= Task to complete =
Images must not appear in your copy; reproduce every other part of the records exactly.
^^^^
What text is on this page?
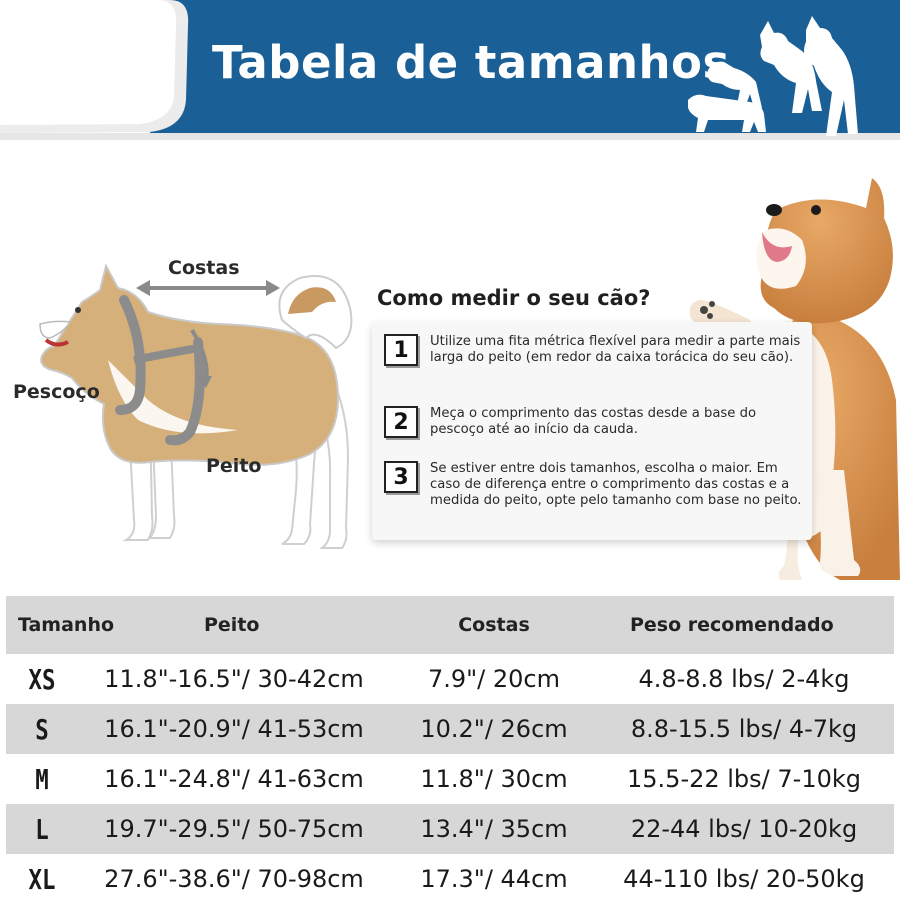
Tabela de tamanhos
Costas
Pescoço
Peito
Como medir o seu cão?
1	Utilize uma fita métrica flexível para medir a parte mais larga do peito (em redor da caixa torácica do seu cão).
2	Meça o comprimento das costas desde a base do pescoço até ao início da cauda.
3	Se estiver entre dois tamanhos, escolha o maior. Em caso de diferença entre o comprimento das costas e a medida do peito, opte pelo tamanho com base no peito.
Tamanho	Peito	Costas	Peso recomendado
XS	11.8"-16.5"/ 30-42cm	7.9"/ 20cm	4.8-8.8 lbs/ 2-4kg
S	16.1"-20.9"/ 41-53cm	10.2"/ 26cm	8.8-15.5 lbs/ 4-7kg
M	16.1"-24.8"/ 41-63cm	11.8"/ 30cm	15.5-22 lbs/ 7-10kg
L	19.7"-29.5"/ 50-75cm	13.4"/ 35cm	22-44 lbs/ 10-20kg
XL	27.6"-38.6"/ 70-98cm	17.3"/ 44cm	44-110 lbs/ 20-50kg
^^^^
= Exercise output =
What text is on this page?
Tabela de tamanhos
Costas
Pescoço
Peito
Como medir o seu cão?
1	Utilize uma fita métrica flexível para medir a parte mais larga do peito (em redor da caixa torácica do seu cão).
2	Meça o comprimento das costas desde a base do pescoço até ao início da cauda.
3	Se estiver entre dois tamanhos, escolha o maior. Em caso de diferença entre o comprimento das costas e a medida do peito, opte pelo tamanho com base no peito.
Tamanho	Peito	Costas	Peso recomendado
XS	11.8"-16.5"/ 30-42cm	7.9"/ 20cm	4.8-8.8 lbs/ 2-4kg
S	16.1"-20.9"/ 41-53cm	10.2"/ 26cm	8.8-15.5 lbs/ 4-7kg
M	16.1"-24.8"/ 41-63cm	11.8"/ 30cm	15.5-22 lbs/ 7-10kg
L	19.7"-29.5"/ 50-75cm	13.4"/ 35cm	22-44 lbs/ 10-20kg
XL	27.6"-38.6"/ 70-98cm	17.3"/ 44cm	44-110 lbs/ 20-50kg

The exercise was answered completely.